* Written instruction *
Rewrite the smartphone input study excerpt, beginning at the words "Interaction effect of" and stopping after "5.5-inch smartphone (p = .001).", with "simple effect analysis" changed to "simple-effects analysis" throughout.

* Extract *
Under inspection level α = .05, the data can be considered to obey the normal distribution (using QWERTY with a 4.7-inch smartphone: W = .902, p = .169; using QWERTY with a 5-inch smartphone: W = .955, p = .704; using QWERTY with a 5.5-inch smartphone: W = .964, p = .834; using T9 with a 4.7-inch smartphone: W = .896, p = .139; using T9 with a 5-inch smartphone: W = .950, p = .643; using T9 with a 5.5-inch smartphone: W = .939, p = .486). The assumption of sphericity was fitted, and the degrees of freedom were corrected by the Greenhouse–Geisser correction (p = .659). The results of mixed ANOVA showed a significant main effect of input method (F(1, 22) = 13.259, p = .001, ηp2 = .376), indicating that users who used QWERTY had a lower HR than those who used T9. A significant main effect of smartphone size was also found (F(1, 22) = 9.761, p = .000, ηp2 = .307), indicating that users who used a 5-inch smartphone had a lower HR than those who used a 4.7-inch smartphone (p = .004) and a 5.5-inch smartphone (p = .002). A significant interaction was found between input method and smartphone size (F(1, 22) = 3.333, p = .045, ηp2 = .132) (Fig. 10).

Fig. 10
figure 10

Interaction effect of input method and smartphone size for HR

The results of further simple effect analysis showed that users who used QWERTY with smartphones with different sizes had a significant difference (F(1, 22) = 3.665, p = .043, ηp2 = .259). Users who used QWERTY with a 5-inch smartphone achieved a significantly lower HR than those who used a 4.7-inch smartphone (p = .034). The results of further simple effect analysis also showed that users who used T9 with smartphones with different sizes showed a significant difference (F(1, 22) = 9.109, p = .001, ηp2 = .465). Users who used T9 with a 5-inch smartphone achieved a significantly lower HR than users who used a 5.5-inch smartphone (p = .001).

4.2.2.3 Surface electromyography

Under inspection level α = .05, the data can be considered to obey the normal distribution (using QWERTY with a 4.7-inch smartphone: W = .932, p = .398; using QWERTY with a 5-inch smartphone: W = .985, p = .996; using QWERTY with a 5.5-inch smartphone: W = .925, p = .334; using T9 with a 4.7-inch smartphone: W = .948, p = .612; using T9 with a 5-inch smartphone: W = .975, p = .956; using T9 with a 5.5-inch smartphone: W = .936, p = .449). The assumption of sphericity was violated, and the degrees of freedom were corrected by the Greenhouse–Geisser correction (p = .000). The results of mixed ANOVA showed a significant main effect for smartphone size (F(1.30, 28.60) = 5.198, p = .022, ηp2 = .191), indicating that users who used a 5-inch smartphone had a lower sEMG than users who used a 4.7-inch smartphone (p = .042) and a 5.5-inch smartphone (p = .016).

4.2.3 Subjective measure

Table 6 shows a summary of descriptive statistics.

* Data provided *

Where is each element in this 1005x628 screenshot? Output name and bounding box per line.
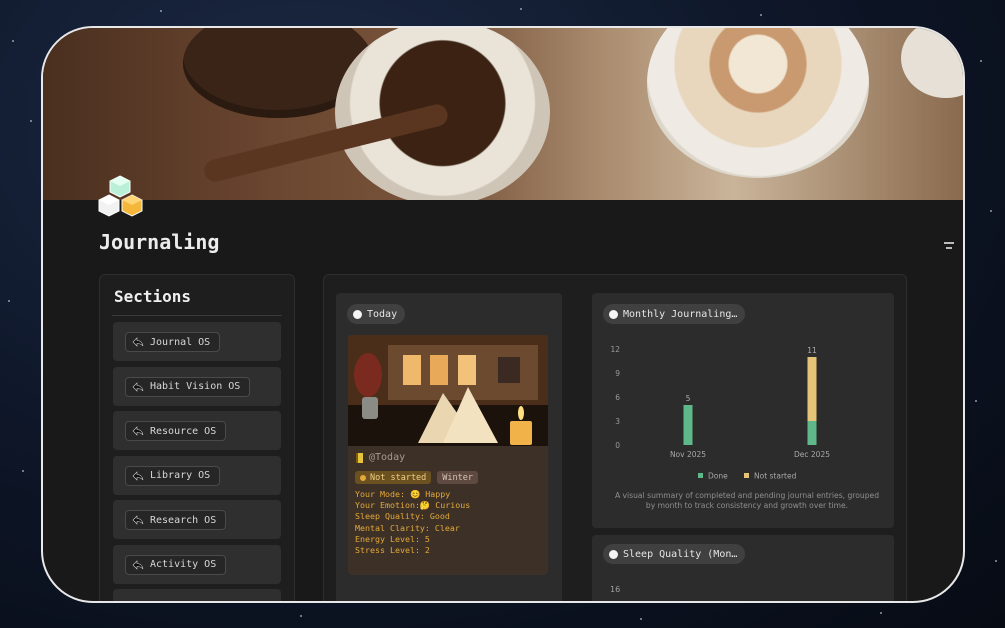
tab-label: Sleep Quality (Mon…	[623, 548, 738, 560]
today-view: Today @Today Not started Winter Your Mod…	[336, 293, 562, 601]
entry-property: Mental Clarity: Clear	[355, 522, 460, 533]
legend-label: Done	[708, 472, 728, 481]
entry-cover-image	[348, 335, 548, 446]
tab-label: Today	[367, 308, 398, 320]
notebook-icon	[356, 452, 363, 463]
cube-stack-icon[interactable]	[98, 174, 154, 226]
y-tick-label: 16	[610, 585, 621, 594]
divider	[112, 315, 282, 316]
sections-heading: Sections	[114, 287, 192, 306]
legend-swatch	[698, 473, 703, 478]
cover-image[interactable]	[43, 28, 963, 200]
entry-property: Energy Level: 5	[355, 533, 430, 544]
circle-icon	[353, 309, 362, 319]
tab-today[interactable]: Today	[347, 304, 406, 324]
circle-icon	[609, 549, 618, 559]
sections-panel: Sections Journal OS Habit Vision OS Resour…	[99, 274, 295, 601]
y-tick-label: 12	[610, 345, 620, 354]
sidebar-item[interactable]: Research OS	[113, 500, 281, 539]
y-tick-label: 3	[615, 417, 620, 426]
section-link-label: Library OS	[150, 470, 211, 481]
page-title: Journaling	[99, 230, 220, 254]
entry-property: Your Mode: 😊 Happy	[355, 489, 451, 499]
section-link[interactable]: Activity OS	[125, 554, 227, 575]
sidebar-item[interactable]: Activity OS	[113, 544, 281, 584]
sleep-quality-view: Sleep Quality (Mon… 16	[592, 535, 894, 601]
section-link-label: Journal OS	[150, 336, 211, 348]
entry-property: Sleep Quality: Good	[355, 511, 450, 522]
entry-title: @Today	[369, 452, 406, 463]
bar-done	[683, 405, 693, 445]
sidebar-item[interactable]: Library OS	[113, 455, 281, 495]
collapse-icon[interactable]	[942, 241, 956, 255]
back-arrow-icon	[132, 337, 144, 347]
entry-property: Stress Level: 2	[355, 545, 430, 556]
legend-swatch	[744, 473, 749, 478]
entry-title-row: @Today	[356, 452, 405, 463]
x-tick-label: Nov 2025	[670, 450, 706, 459]
back-arrow-icon	[132, 381, 144, 392]
sidebar-item[interactable]	[113, 589, 281, 601]
y-tick-label: 0	[615, 441, 620, 450]
section-link-label: Activity OS	[150, 559, 217, 570]
status-dot-icon	[360, 474, 366, 481]
section-link-label: Resource OS	[150, 425, 217, 437]
bar-total-label: 5	[686, 394, 691, 403]
chart-caption: A visual summary of completed and pendin…	[614, 491, 880, 510]
sidebar-item[interactable]: Resource OS	[113, 411, 281, 450]
back-arrow-icon	[132, 426, 144, 436]
section-link-label: Habit Vision OS	[150, 381, 241, 392]
section-link[interactable]: Library OS	[125, 465, 221, 486]
y-tick-label: 6	[615, 393, 620, 402]
monthly-journaling-view: Monthly Journaling… 0 3 6 9 12 5 Nov 2025 11 Dec…	[592, 293, 894, 528]
tab-sleep-quality[interactable]: Sleep Quality (Mon…	[603, 544, 746, 564]
section-link[interactable]: Habit Vision OS	[125, 376, 251, 397]
app-window: Journaling Sections Journal OS Habit Visi…	[41, 26, 965, 603]
views-panel: Today @Today Not started Winter Your Mod…	[323, 274, 907, 601]
sidebar-item[interactable]: Journal OS	[113, 322, 281, 361]
section-link[interactable]: Resource OS	[125, 421, 227, 441]
bar-total-label: 11	[807, 346, 817, 355]
back-arrow-icon	[132, 515, 144, 525]
y-tick-label: 9	[615, 369, 620, 378]
season-badge: Winter	[437, 471, 479, 484]
entry-properties: Your Mode: 😊 Happy Your Emotion:🤔 Curious…	[355, 489, 470, 556]
section-link[interactable]: Research OS	[125, 510, 227, 530]
entry-tags: Not started Winter	[355, 471, 479, 484]
entry-property: Your Emotion:🤔 Curious	[355, 500, 471, 511]
legend-label: Not started	[754, 472, 797, 481]
x-tick-label: Dec 2025	[794, 450, 830, 459]
bar-done	[807, 421, 817, 445]
section-link[interactable]: Journal OS	[125, 332, 221, 352]
back-arrow-icon	[132, 470, 144, 481]
journal-entry-card[interactable]: @Today Not started Winter Your Mode: 😊 H…	[348, 335, 548, 575]
status-badge: Not started	[355, 471, 432, 484]
section-link-label: Research OS	[150, 514, 217, 526]
sidebar-item[interactable]: Habit Vision OS	[113, 366, 281, 406]
back-arrow-icon	[132, 559, 144, 570]
bar-not-started	[807, 357, 817, 421]
status-label: Not started	[370, 472, 427, 483]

* The output *
Interaction effect of input method and smartphone size for HR

The results of further simple-effects analysis showed that users who used QWERTY with smartphones with different sizes had a significant difference (F(1, 22) = 3.665, p = .043, ηp2 = .259). Users who used QWERTY with a 5-inch smartphone achieved a significantly lower HR than those who used a 4.7-inch smartphone (p = .034). The results of further simple-effects analysis also showed that users who used T9 with smartphones with different sizes showed a significant difference (F(1, 22) = 9.109, p = .001, ηp2 = .465). Users who used T9 with a 5-inch smartphone achieved a significantly lower HR than users who used a 5.5-inch smartphone (p = .001).